__Materials provided__
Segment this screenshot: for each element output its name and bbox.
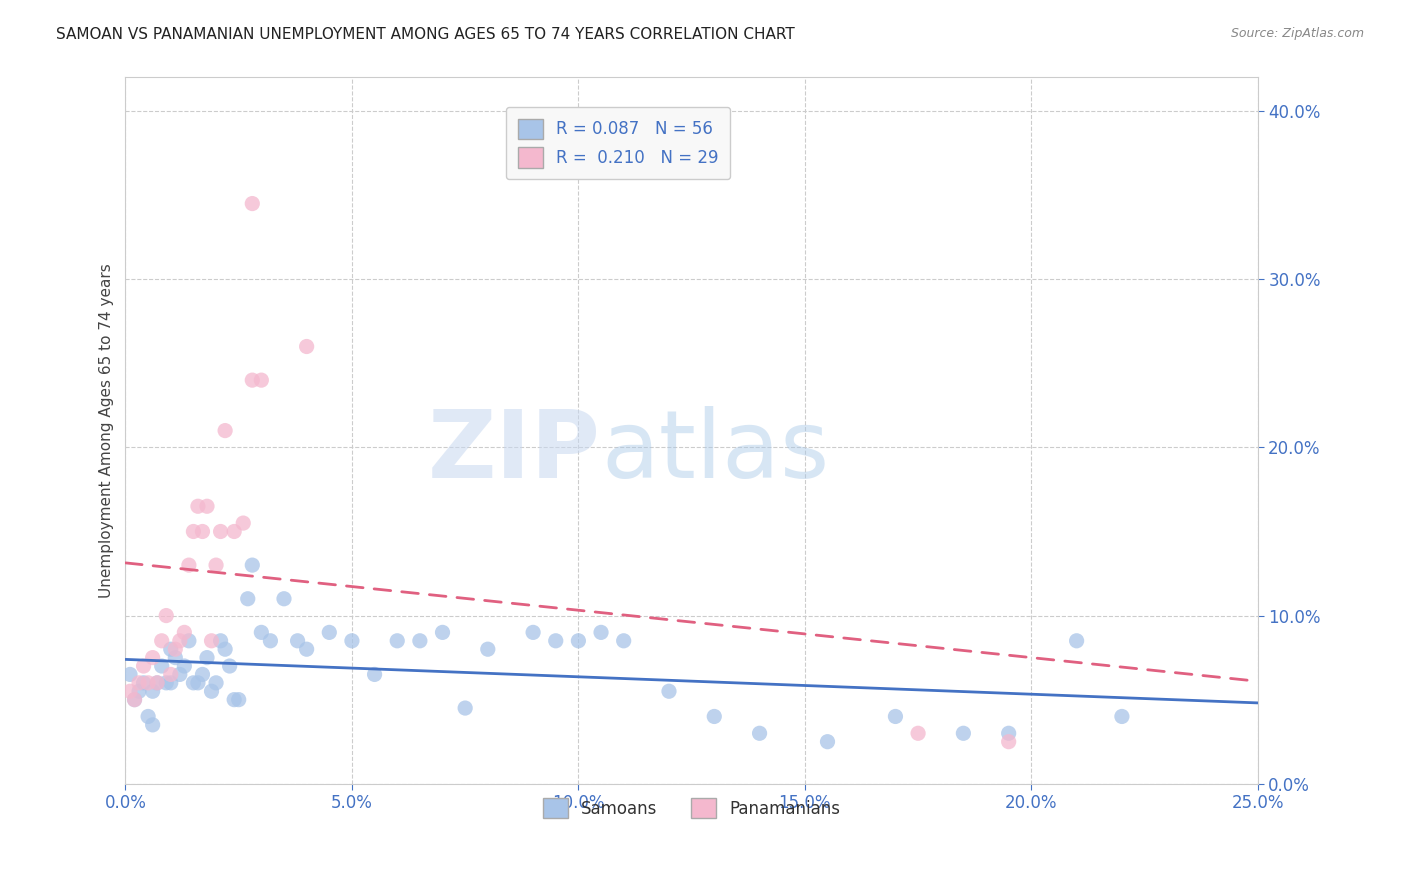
Point (250, 373, 273, 387)
Point (454, 701, 477, 715)
Point (952, 726, 974, 740)
Point (159, 667, 181, 681)
Point (150, 633, 173, 648)
Point (224, 524, 246, 539)
Point (200, 633, 222, 648)
Legend: Samoans, Panamanians: Samoans, Panamanians (536, 791, 846, 825)
Point (658, 684, 681, 698)
Point (273, 591, 295, 606)
Point (155, 608, 177, 623)
Point (703, 709, 725, 723)
Point (128, 684, 150, 698)
Point (136, 676, 159, 690)
Point (146, 676, 169, 690)
Point (159, 642, 181, 657)
Point (155, 676, 177, 690)
Point (259, 633, 281, 648)
Text: SAMOAN VS PANAMANIAN UNEMPLOYMENT AMONG AGES 65 TO 74 YEARS CORRELATION CHART: SAMOAN VS PANAMANIAN UNEMPLOYMENT AMONG … (56, 27, 794, 42)
Point (142, 650, 165, 665)
Point (997, 734, 1019, 748)
Point (218, 659, 240, 673)
Point (295, 339, 318, 353)
Point (183, 676, 205, 690)
Point (589, 625, 612, 640)
Point (214, 424, 236, 438)
Point (907, 726, 929, 740)
Point (232, 516, 254, 530)
Point (228, 692, 250, 706)
Point (748, 726, 770, 740)
Point (318, 625, 340, 640)
Point (159, 676, 181, 690)
Point (169, 667, 191, 681)
Point (165, 650, 187, 665)
Point (567, 633, 589, 648)
Point (544, 633, 567, 648)
Point (118, 684, 141, 698)
Point (214, 642, 236, 657)
Point (1066, 633, 1088, 648)
Point (387, 633, 409, 648)
Text: atlas: atlas (600, 406, 830, 498)
Point (169, 633, 191, 648)
Text: ZIP: ZIP (429, 406, 600, 498)
Text: Source: ZipAtlas.com: Source: ZipAtlas.com (1230, 27, 1364, 40)
Point (240, 373, 263, 387)
Point (477, 642, 499, 657)
Point (522, 625, 544, 640)
Point (183, 524, 205, 539)
Point (173, 659, 195, 673)
Point (205, 558, 228, 573)
Point (200, 684, 222, 698)
Point (240, 558, 263, 573)
Point (132, 659, 155, 673)
Y-axis label: Unemployment Among Ages 65 to 74 years: Unemployment Among Ages 65 to 74 years (100, 263, 114, 598)
Point (295, 642, 318, 657)
Point (236, 591, 259, 606)
Point (195, 500, 218, 514)
Point (136, 709, 159, 723)
Point (128, 676, 150, 690)
Point (191, 524, 214, 539)
Point (613, 633, 636, 648)
Point (173, 625, 195, 640)
Point (997, 726, 1019, 740)
Point (340, 633, 363, 648)
Point (250, 625, 273, 640)
Point (209, 633, 232, 648)
Point (142, 684, 165, 698)
Point (191, 667, 214, 681)
Point (432, 625, 454, 640)
Point (1111, 709, 1133, 723)
Point (124, 692, 146, 706)
Point (142, 718, 165, 732)
Point (240, 196, 263, 211)
Point (224, 692, 246, 706)
Point (118, 667, 141, 681)
Point (150, 659, 173, 673)
Point (177, 633, 200, 648)
Point (205, 676, 228, 690)
Point (287, 633, 309, 648)
Point (132, 676, 155, 690)
Point (124, 692, 146, 706)
Point (177, 558, 200, 573)
Point (187, 676, 209, 690)
Point (884, 709, 907, 723)
Point (817, 734, 839, 748)
Point (195, 650, 218, 665)
Point (363, 667, 385, 681)
Point (165, 642, 187, 657)
Point (146, 676, 169, 690)
Point (209, 524, 232, 539)
Point (187, 500, 209, 514)
Point (409, 633, 432, 648)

__Task description__
Copy all of the material above line for line without changing anything, and leave out the pictures.

__Solution__
Segment this screenshot: for each element output its name and bbox.
Point (250, 373, 273, 387)
Point (454, 701, 477, 715)
Point (952, 726, 974, 740)
Point (159, 667, 181, 681)
Point (150, 633, 173, 648)
Point (224, 524, 246, 539)
Point (200, 633, 222, 648)
Legend: Samoans, Panamanians: Samoans, Panamanians (536, 791, 846, 825)
Point (658, 684, 681, 698)
Point (273, 591, 295, 606)
Point (155, 608, 177, 623)
Point (703, 709, 725, 723)
Point (128, 684, 150, 698)
Point (136, 676, 159, 690)
Point (146, 676, 169, 690)
Point (159, 642, 181, 657)
Point (155, 676, 177, 690)
Point (259, 633, 281, 648)
Text: SAMOAN VS PANAMANIAN UNEMPLOYMENT AMONG AGES 65 TO 74 YEARS CORRELATION CHART: SAMOAN VS PANAMANIAN UNEMPLOYMENT AMONG … (56, 27, 794, 42)
Point (142, 650, 165, 665)
Point (997, 734, 1019, 748)
Point (218, 659, 240, 673)
Point (295, 339, 318, 353)
Point (183, 676, 205, 690)
Point (589, 625, 612, 640)
Point (214, 424, 236, 438)
Point (907, 726, 929, 740)
Point (232, 516, 254, 530)
Point (228, 692, 250, 706)
Point (748, 726, 770, 740)
Point (318, 625, 340, 640)
Point (159, 676, 181, 690)
Point (169, 667, 191, 681)
Point (165, 650, 187, 665)
Point (567, 633, 589, 648)
Point (544, 633, 567, 648)
Point (118, 684, 141, 698)
Point (214, 642, 236, 657)
Point (1066, 633, 1088, 648)
Point (387, 633, 409, 648)
Text: atlas: atlas (600, 406, 830, 498)
Point (169, 633, 191, 648)
Text: ZIP: ZIP (429, 406, 600, 498)
Text: Source: ZipAtlas.com: Source: ZipAtlas.com (1230, 27, 1364, 40)
Point (240, 373, 263, 387)
Point (477, 642, 499, 657)
Point (522, 625, 544, 640)
Point (183, 524, 205, 539)
Point (173, 659, 195, 673)
Point (205, 558, 228, 573)
Point (200, 684, 222, 698)
Point (240, 558, 263, 573)
Point (132, 659, 155, 673)
Y-axis label: Unemployment Among Ages 65 to 74 years: Unemployment Among Ages 65 to 74 years (100, 263, 114, 598)
Point (295, 642, 318, 657)
Point (236, 591, 259, 606)
Point (195, 500, 218, 514)
Point (136, 709, 159, 723)
Point (128, 676, 150, 690)
Point (191, 524, 214, 539)
Point (613, 633, 636, 648)
Point (173, 625, 195, 640)
Point (997, 726, 1019, 740)
Point (340, 633, 363, 648)
Point (250, 625, 273, 640)
Point (209, 633, 232, 648)
Point (142, 684, 165, 698)
Point (191, 667, 214, 681)
Point (432, 625, 454, 640)
Point (1111, 709, 1133, 723)
Point (124, 692, 146, 706)
Point (142, 718, 165, 732)
Point (240, 196, 263, 211)
Point (224, 692, 246, 706)
Point (118, 667, 141, 681)
Point (150, 659, 173, 673)
Point (177, 633, 200, 648)
Point (205, 676, 228, 690)
Point (287, 633, 309, 648)
Point (132, 676, 155, 690)
Point (124, 692, 146, 706)
Point (177, 558, 200, 573)
Point (187, 676, 209, 690)
Point (884, 709, 907, 723)
Point (817, 734, 839, 748)
Point (195, 650, 218, 665)
Point (363, 667, 385, 681)
Point (165, 642, 187, 657)
Point (146, 676, 169, 690)
Point (209, 524, 232, 539)
Point (187, 500, 209, 514)
Point (409, 633, 432, 648)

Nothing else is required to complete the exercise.